==== Records for processing ====

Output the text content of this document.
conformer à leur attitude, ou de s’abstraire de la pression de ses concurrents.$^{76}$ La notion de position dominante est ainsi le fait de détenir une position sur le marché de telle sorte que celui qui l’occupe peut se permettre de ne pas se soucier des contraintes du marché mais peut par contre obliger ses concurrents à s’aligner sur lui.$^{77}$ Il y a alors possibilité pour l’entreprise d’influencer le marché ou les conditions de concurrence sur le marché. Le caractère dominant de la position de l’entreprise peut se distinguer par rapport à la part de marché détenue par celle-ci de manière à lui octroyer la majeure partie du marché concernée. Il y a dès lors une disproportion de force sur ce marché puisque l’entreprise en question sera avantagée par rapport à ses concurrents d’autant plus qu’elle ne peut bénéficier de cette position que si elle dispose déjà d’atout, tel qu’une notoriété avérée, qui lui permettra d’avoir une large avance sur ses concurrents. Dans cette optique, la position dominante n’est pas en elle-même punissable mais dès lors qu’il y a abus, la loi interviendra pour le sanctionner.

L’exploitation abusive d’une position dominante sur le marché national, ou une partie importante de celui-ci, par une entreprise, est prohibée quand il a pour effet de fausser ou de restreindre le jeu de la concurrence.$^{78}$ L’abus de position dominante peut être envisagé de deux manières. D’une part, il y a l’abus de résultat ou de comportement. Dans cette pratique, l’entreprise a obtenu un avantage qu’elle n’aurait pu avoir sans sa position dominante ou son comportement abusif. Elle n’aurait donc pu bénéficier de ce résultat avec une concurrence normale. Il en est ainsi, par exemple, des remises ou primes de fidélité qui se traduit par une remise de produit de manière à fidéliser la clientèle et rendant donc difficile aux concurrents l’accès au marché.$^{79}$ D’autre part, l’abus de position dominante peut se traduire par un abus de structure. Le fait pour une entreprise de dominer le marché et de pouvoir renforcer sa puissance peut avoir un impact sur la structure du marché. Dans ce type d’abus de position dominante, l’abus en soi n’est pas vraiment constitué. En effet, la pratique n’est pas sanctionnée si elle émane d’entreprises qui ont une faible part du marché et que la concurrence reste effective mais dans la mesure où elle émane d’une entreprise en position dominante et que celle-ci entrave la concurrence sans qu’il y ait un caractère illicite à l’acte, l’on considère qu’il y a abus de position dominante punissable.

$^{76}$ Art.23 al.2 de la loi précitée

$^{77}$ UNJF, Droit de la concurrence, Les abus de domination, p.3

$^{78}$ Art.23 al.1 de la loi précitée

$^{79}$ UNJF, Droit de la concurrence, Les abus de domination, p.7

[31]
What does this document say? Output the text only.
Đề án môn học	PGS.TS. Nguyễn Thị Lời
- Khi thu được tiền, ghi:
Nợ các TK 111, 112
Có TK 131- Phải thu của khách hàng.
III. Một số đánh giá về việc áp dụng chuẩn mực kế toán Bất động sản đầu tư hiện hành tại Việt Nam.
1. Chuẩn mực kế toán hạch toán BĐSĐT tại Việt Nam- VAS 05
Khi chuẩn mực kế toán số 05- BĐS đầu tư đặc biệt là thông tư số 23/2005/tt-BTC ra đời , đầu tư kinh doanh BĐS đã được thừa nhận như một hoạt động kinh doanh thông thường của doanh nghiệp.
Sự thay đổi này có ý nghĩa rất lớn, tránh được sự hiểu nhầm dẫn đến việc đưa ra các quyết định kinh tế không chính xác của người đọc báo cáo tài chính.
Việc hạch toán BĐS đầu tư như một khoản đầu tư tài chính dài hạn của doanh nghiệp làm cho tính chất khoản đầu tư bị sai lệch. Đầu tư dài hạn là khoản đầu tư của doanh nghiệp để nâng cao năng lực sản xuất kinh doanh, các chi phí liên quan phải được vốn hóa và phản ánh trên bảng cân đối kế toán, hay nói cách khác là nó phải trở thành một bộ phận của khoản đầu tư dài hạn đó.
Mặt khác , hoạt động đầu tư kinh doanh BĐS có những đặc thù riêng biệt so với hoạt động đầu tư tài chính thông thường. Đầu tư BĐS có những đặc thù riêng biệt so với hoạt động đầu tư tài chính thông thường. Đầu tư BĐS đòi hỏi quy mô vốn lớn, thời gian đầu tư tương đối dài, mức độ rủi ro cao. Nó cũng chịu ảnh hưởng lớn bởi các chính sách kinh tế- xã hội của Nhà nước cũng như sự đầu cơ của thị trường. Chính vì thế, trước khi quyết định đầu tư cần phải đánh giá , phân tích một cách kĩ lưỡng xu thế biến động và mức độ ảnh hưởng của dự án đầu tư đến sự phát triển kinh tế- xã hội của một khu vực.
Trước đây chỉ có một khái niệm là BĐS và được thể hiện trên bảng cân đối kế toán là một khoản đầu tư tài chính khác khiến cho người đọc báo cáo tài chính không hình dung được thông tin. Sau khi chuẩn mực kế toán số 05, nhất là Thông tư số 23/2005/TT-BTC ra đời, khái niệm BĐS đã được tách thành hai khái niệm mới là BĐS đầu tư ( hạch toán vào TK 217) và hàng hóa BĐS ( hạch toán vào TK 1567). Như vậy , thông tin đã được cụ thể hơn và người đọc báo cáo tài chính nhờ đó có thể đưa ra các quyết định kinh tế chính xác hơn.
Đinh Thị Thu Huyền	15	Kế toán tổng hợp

====
==== Records for processing ====

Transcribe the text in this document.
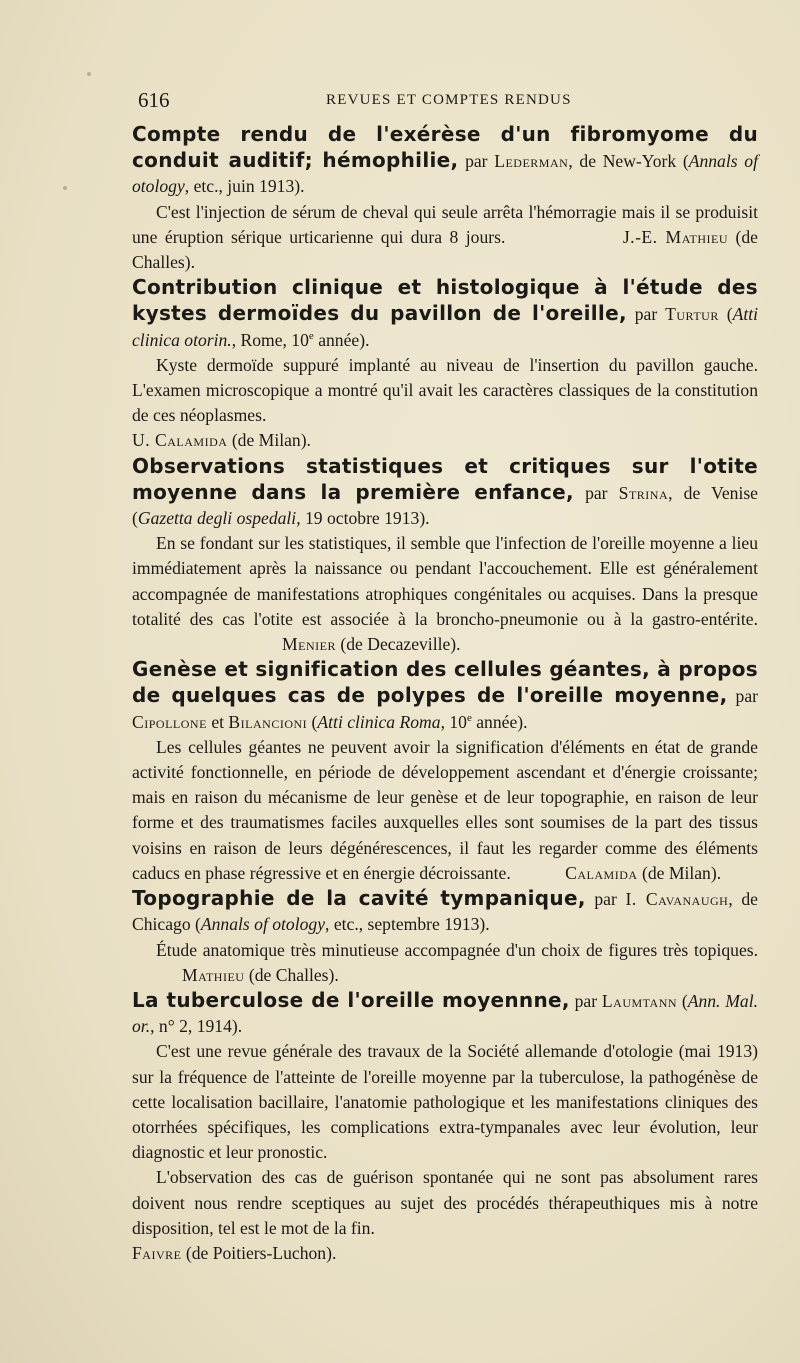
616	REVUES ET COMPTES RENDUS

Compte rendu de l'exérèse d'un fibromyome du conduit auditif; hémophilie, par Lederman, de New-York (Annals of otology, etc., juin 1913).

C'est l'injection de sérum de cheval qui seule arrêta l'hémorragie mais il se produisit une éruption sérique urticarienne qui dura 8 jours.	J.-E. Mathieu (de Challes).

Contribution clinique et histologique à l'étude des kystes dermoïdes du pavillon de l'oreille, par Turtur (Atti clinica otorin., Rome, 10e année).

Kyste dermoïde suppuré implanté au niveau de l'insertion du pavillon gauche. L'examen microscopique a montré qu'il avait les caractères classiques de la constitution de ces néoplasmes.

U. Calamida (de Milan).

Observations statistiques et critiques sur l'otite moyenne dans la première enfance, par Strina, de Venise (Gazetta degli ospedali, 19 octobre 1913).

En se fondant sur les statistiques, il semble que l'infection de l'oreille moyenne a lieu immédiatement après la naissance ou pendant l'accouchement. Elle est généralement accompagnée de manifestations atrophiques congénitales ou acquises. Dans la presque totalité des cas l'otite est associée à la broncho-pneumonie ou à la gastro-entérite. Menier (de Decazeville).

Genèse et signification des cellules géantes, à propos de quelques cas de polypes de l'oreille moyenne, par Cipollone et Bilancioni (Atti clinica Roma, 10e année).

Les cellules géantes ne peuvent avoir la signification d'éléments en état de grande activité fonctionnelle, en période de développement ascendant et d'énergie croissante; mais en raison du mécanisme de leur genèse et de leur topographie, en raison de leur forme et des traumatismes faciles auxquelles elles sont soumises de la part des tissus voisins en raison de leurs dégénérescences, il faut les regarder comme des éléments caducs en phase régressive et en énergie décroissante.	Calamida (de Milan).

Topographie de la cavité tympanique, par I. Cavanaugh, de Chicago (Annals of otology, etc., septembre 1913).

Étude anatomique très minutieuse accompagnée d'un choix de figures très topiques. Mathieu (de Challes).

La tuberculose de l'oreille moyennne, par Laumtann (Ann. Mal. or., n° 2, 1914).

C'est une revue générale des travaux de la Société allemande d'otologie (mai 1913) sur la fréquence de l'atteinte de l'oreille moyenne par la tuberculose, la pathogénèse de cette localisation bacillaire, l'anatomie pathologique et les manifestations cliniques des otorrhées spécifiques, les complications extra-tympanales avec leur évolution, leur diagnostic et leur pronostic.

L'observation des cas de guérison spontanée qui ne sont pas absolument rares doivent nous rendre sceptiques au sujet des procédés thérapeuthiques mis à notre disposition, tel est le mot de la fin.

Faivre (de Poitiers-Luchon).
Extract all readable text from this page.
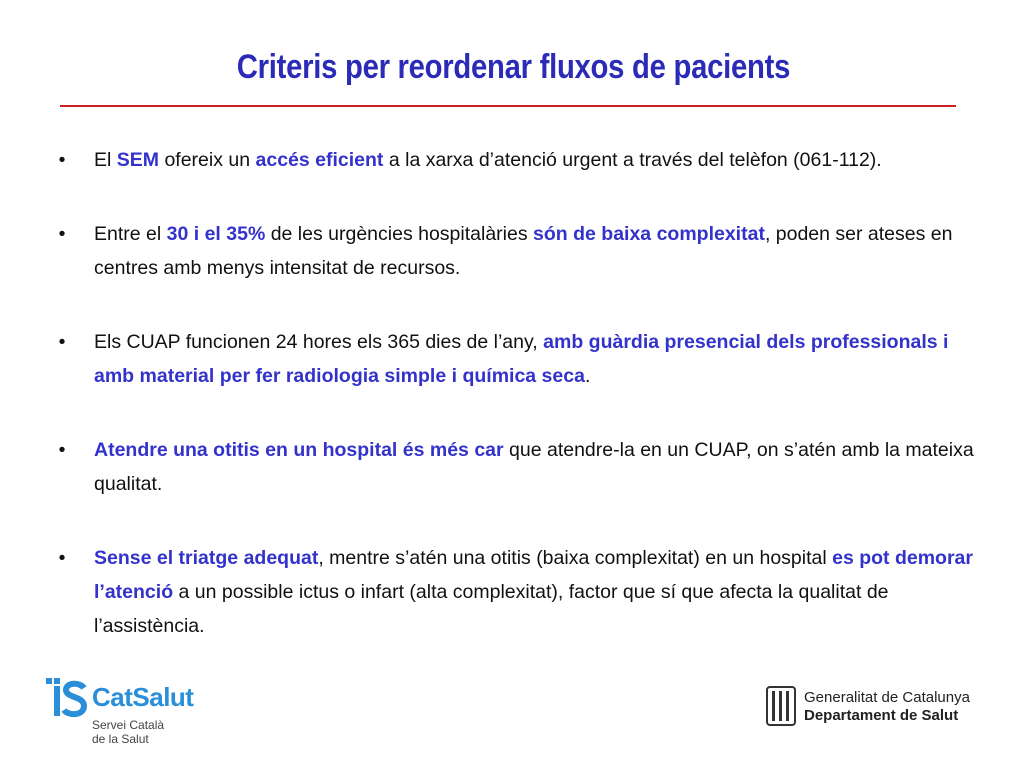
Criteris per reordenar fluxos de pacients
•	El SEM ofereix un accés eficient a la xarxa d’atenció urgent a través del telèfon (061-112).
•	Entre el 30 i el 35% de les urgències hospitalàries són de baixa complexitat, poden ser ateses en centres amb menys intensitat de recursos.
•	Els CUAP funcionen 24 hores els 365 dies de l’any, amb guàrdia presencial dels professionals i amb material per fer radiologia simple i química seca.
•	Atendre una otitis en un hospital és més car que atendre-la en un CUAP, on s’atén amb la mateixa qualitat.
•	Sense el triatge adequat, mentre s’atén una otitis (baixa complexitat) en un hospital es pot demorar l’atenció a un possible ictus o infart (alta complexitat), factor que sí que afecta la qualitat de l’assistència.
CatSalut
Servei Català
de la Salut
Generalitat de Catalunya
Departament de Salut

====
==== Records for processing ====

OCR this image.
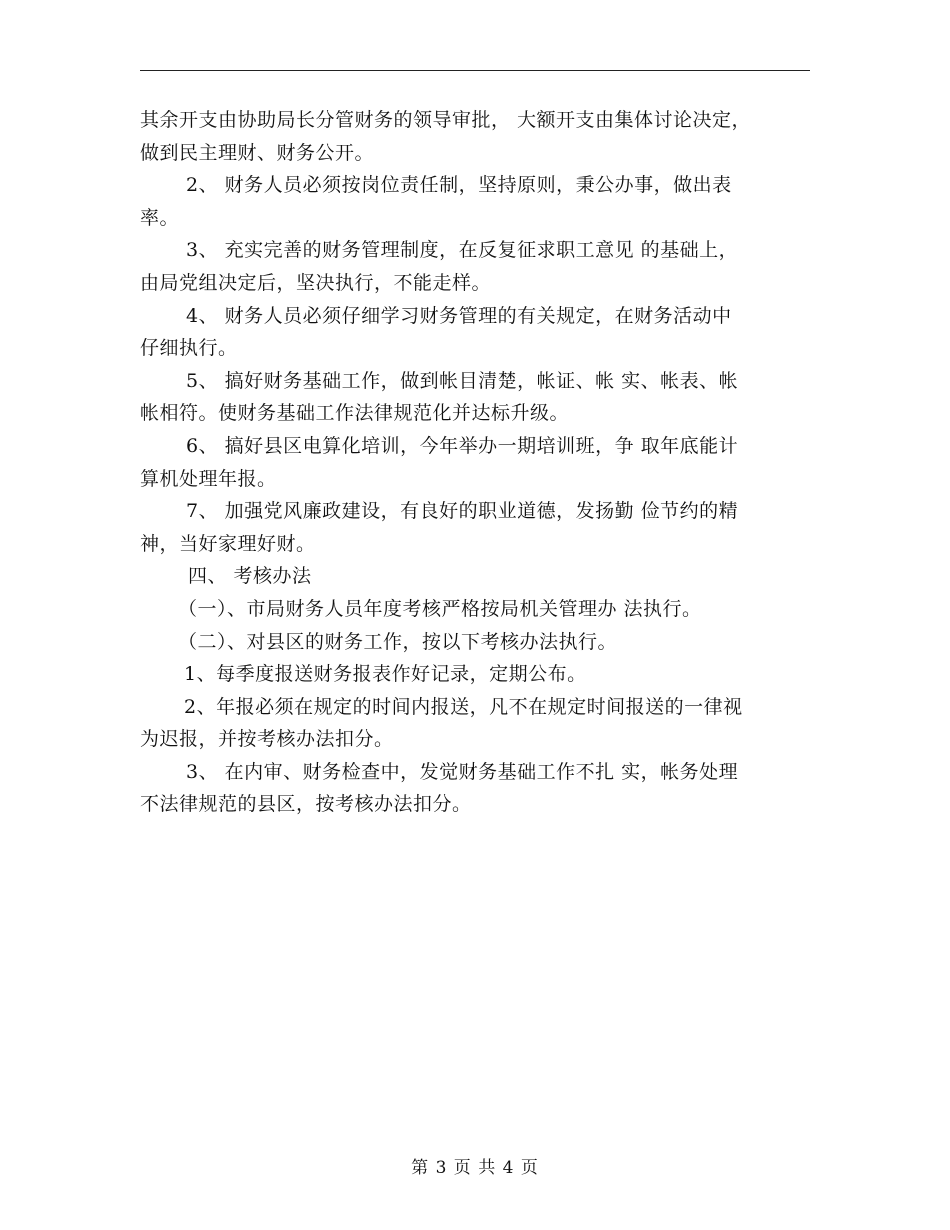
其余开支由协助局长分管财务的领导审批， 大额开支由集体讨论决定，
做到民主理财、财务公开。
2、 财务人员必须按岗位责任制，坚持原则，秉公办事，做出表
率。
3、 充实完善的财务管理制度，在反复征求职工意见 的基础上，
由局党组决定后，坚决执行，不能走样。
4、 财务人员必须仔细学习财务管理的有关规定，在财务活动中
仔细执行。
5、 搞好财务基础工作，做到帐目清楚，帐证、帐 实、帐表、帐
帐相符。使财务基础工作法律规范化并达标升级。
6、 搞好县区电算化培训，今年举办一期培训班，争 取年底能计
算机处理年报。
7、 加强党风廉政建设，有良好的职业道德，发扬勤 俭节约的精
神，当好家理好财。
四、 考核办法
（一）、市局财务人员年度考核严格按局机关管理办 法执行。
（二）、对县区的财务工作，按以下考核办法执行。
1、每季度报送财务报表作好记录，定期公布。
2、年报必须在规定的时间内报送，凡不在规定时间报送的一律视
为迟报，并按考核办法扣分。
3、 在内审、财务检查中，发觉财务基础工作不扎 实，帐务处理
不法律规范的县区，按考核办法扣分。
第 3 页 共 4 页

====

(Problem)
Copy out every line in the listing where the word "nghiệp" appears.

(Worked answer)
Khi chuẩn mực kế toán số 05- BĐS đầu tư đặc biệt là thông tư số 23/2005/tt-BTC ra đời , đầu tư kinh doanh BĐS đã được thừa nhận như một hoạt động kinh doanh thông thường của doanh nghiệp.
Việc hạch toán BĐS đầu tư như một khoản đầu tư tài chính dài hạn của doanh nghiệp làm cho tính chất khoản đầu tư bị sai lệch. Đầu tư dài hạn là khoản đầu tư của doanh nghiệp để nâng cao năng lực sản xuất kinh doanh, các chi phí liên quan phải được vốn hóa và phản ánh trên bảng cân đối kế toán, hay nói cách khác là nó phải trở thành một bộ phận của khoản đầu tư dài hạn đó.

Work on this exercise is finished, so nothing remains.